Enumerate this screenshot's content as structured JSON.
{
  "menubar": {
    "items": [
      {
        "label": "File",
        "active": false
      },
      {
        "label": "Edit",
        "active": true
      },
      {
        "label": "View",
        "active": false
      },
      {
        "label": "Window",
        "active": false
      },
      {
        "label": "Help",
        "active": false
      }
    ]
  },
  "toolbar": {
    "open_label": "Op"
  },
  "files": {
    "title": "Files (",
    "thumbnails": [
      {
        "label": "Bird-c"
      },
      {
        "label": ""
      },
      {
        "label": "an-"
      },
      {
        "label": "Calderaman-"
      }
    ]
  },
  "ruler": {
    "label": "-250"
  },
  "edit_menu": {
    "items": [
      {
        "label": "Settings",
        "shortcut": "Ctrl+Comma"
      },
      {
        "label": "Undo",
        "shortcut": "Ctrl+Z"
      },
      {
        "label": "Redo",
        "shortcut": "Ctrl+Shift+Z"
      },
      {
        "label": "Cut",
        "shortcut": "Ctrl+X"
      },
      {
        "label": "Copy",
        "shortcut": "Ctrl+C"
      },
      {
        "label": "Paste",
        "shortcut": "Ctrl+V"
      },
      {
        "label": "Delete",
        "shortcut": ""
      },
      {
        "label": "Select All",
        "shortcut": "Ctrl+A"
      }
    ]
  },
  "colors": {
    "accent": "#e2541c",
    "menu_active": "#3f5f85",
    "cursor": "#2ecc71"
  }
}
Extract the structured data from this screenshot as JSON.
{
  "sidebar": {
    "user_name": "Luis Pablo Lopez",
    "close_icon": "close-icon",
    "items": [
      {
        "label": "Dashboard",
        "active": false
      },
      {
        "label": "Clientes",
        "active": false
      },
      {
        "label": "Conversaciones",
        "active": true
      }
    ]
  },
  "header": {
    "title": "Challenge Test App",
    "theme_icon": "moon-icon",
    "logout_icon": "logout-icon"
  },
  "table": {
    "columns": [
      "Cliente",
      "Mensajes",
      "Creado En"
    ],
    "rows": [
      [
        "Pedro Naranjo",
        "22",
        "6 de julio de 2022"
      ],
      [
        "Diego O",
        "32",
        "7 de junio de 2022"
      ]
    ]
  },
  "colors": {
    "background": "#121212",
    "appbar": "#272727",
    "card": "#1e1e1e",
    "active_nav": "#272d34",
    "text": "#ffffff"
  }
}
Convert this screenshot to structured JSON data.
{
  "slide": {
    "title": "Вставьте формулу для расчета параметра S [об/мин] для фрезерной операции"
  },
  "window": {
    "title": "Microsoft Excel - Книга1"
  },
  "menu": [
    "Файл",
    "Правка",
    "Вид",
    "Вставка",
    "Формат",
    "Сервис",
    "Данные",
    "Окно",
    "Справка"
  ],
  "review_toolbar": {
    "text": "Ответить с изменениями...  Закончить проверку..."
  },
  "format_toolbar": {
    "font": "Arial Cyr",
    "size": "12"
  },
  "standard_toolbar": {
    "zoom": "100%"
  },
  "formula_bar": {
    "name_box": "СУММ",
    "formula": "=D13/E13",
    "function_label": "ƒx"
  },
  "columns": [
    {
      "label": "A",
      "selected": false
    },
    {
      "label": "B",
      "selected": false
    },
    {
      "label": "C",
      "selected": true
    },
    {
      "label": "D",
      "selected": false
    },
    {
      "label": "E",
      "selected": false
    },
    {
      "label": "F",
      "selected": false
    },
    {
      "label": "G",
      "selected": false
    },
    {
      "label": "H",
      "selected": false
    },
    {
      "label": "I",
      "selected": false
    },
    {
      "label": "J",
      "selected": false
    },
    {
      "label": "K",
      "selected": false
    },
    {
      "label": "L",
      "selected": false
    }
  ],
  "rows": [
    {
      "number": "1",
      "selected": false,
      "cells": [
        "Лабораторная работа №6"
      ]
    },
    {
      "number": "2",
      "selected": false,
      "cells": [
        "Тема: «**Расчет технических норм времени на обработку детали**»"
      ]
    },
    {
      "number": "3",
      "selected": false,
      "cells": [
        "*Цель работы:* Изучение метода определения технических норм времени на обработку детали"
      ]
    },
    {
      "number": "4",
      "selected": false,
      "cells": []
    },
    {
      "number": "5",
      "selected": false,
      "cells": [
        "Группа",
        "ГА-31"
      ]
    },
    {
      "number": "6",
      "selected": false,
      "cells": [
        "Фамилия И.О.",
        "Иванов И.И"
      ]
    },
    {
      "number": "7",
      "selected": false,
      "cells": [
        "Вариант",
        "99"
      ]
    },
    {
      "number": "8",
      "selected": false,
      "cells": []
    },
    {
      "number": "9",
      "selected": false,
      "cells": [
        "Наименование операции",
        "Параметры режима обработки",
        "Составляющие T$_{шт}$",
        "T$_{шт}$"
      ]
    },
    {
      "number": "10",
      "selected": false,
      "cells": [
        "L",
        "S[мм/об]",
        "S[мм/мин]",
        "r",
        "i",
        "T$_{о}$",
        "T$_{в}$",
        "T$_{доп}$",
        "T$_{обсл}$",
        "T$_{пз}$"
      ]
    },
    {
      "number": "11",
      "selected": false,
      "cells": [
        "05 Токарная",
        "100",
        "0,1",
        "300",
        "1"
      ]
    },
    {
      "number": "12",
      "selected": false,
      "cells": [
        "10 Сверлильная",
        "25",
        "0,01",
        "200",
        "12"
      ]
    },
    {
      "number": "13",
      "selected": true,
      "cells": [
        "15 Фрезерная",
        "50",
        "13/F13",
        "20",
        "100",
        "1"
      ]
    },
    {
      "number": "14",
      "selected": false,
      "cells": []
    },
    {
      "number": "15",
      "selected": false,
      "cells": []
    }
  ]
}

......

◆ **Work to do**:
Quote every record above exactly.

◆ **Answer for this exercise**:
Enumerate this screenshot's content as structured JSON.
{
  "menubar": {
    "items": [
      {
        "label": "File",
        "active": false
      },
      {
        "label": "Edit",
        "active": true
      },
      {
        "label": "View",
        "active": false
      },
      {
        "label": "Window",
        "active": false
      },
      {
        "label": "Help",
        "active": false
      }
    ]
  },
  "toolbar": {
    "open_label": "Op"
  },
  "files": {
    "title": "Files (",
    "thumbnails": [
      {
        "label": "Bird-c"
      },
      {
        "label": ""
      },
      {
        "label": "an-"
      },
      {
        "label": "Calderaman-"
      }
    ]
  },
  "ruler": {
    "label": "-250"
  },
  "edit_menu": {
    "items": [
      {
        "label": "Settings",
        "shortcut": "Ctrl+Comma"
      },
      {
        "label": "Undo",
        "shortcut": "Ctrl+Z"
      },
      {
        "label": "Redo",
        "shortcut": "Ctrl+Shift+Z"
      },
      {
        "label": "Cut",
        "shortcut": "Ctrl+X"
      },
      {
        "label": "Copy",
        "shortcut": "Ctrl+C"
      },
      {
        "label": "Paste",
        "shortcut": "Ctrl+V"
      },
      {
        "label": "Delete",
        "shortcut": ""
      },
      {
        "label": "Select All",
        "shortcut": "Ctrl+A"
      }
    ]
  },
  "colors": {
    "accent": "#e2541c",
    "menu_active": "#3f5f85",
    "cursor": "#2ecc71"
  }
}
Extract the structured data from this screenshot as JSON.
{
  "sidebar": {
    "user_name": "Luis Pablo Lopez",
    "close_icon": "close-icon",
    "items": [
      {
        "label": "Dashboard",
        "active": false
      },
      {
        "label": "Clientes",
        "active": false
      },
      {
        "label": "Conversaciones",
        "active": true
      }
    ]
  },
  "header": {
    "title": "Challenge Test App",
    "theme_icon": "moon-icon",
    "logout_icon": "logout-icon"
  },
  "table": {
    "columns": [
      "Cliente",
      "Mensajes",
      "Creado En"
    ],
    "rows": [
      [
        "Pedro Naranjo",
        "22",
        "6 de julio de 2022"
      ],
      [
        "Diego O",
        "32",
        "7 de junio de 2022"
      ]
    ]
  },
  "colors": {
    "background": "#121212",
    "appbar": "#272727",
    "card": "#1e1e1e",
    "active_nav": "#272d34",
    "text": "#ffffff"
  }
}
Convert this screenshot to structured JSON data.
{
  "slide": {
    "title": "Вставьте формулу для расчета параметра S [об/мин] для фрезерной операции"
  },
  "window": {
    "title": "Microsoft Excel - Книга1"
  },
  "menu": [
    "Файл",
    "Правка",
    "Вид",
    "Вставка",
    "Формат",
    "Сервис",
    "Данные",
    "Окно",
    "Справка"
  ],
  "review_toolbar": {
    "text": "Ответить с изменениями...  Закончить проверку..."
  },
  "format_toolbar": {
    "font": "Arial Cyr",
    "size": "12"
  },
  "standard_toolbar": {
    "zoom": "100%"
  },
  "formula_bar": {
    "name_box": "СУММ",
    "formula": "=D13/E13",
    "function_label": "ƒx"
  },
  "columns": [
    {
      "label": "A",
      "selected": false
    },
    {
      "label": "B",
      "selected": false
    },
    {
      "label": "C",
      "selected": true
    },
    {
      "label": "D",
      "selected": false
    },
    {
      "label": "E",
      "selected": false
    },
    {
      "label": "F",
      "selected": false
    },
    {
      "label": "G",
      "selected": false
    },
    {
      "label": "H",
      "selected": false
    },
    {
      "label": "I",
      "selected": false
    },
    {
      "label": "J",
      "selected": false
    },
    {
      "label": "K",
      "selected": false
    },
    {
      "label": "L",
      "selected": false
    }
  ],
  "rows": [
    {
      "number": "1",
      "selected": false,
      "cells": [
        "Лабораторная работа №6"
      ]
    },
    {
      "number": "2",
      "selected": false,
      "cells": [
        "Тема: «**Расчет технических норм времени на обработку детали**»"
      ]
    },
    {
      "number": "3",
      "selected": false,
      "cells": [
        "*Цель работы:* Изучение метода определения технических норм времени на обработку детали"
      ]
    },
    {
      "number": "4",
      "selected": false,
      "cells": []
    },
    {
      "number": "5",
      "selected": false,
      "cells": [
        "Группа",
        "ГА-31"
      ]
    },
    {
      "number": "6",
      "selected": false,
      "cells": [
        "Фамилия И.О.",
        "Иванов И.И"
      ]
    },
    {
      "number": "7",
      "selected": false,
      "cells": [
        "Вариант",
        "99"
      ]
    },
    {
      "number": "8",
      "selected": false,
      "cells": []
    },
    {
      "number": "9",
      "selected": false,
      "cells": [
        "Наименование операции",
        "Параметры режима обработки",
        "Составляющие T$_{шт}$",
        "T$_{шт}$"
      ]
    },
    {
      "number": "10",
      "selected": false,
      "cells": [
        "L",
        "S[мм/об]",
        "S[мм/мин]",
        "r",
        "i",
        "T$_{о}$",
        "T$_{в}$",
        "T$_{доп}$",
        "T$_{обсл}$",
        "T$_{пз}$"
      ]
    },
    {
      "number": "11",
      "selected": false,
      "cells": [
        "05 Токарная",
        "100",
        "0,1",
        "300",
        "1"
      ]
    },
    {
      "number": "12",
      "selected": false,
      "cells": [
        "10 Сверлильная",
        "25",
        "0,01",
        "200",
        "12"
      ]
    },
    {
      "number": "13",
      "selected": true,
      "cells": [
        "15 Фрезерная",
        "50",
        "13/F13",
        "20",
        "100",
        "1"
      ]
    },
    {
      "number": "14",
      "selected": false,
      "cells": []
    },
    {
      "number": "15",
      "selected": false,
      "cells": []
    }
  ]
}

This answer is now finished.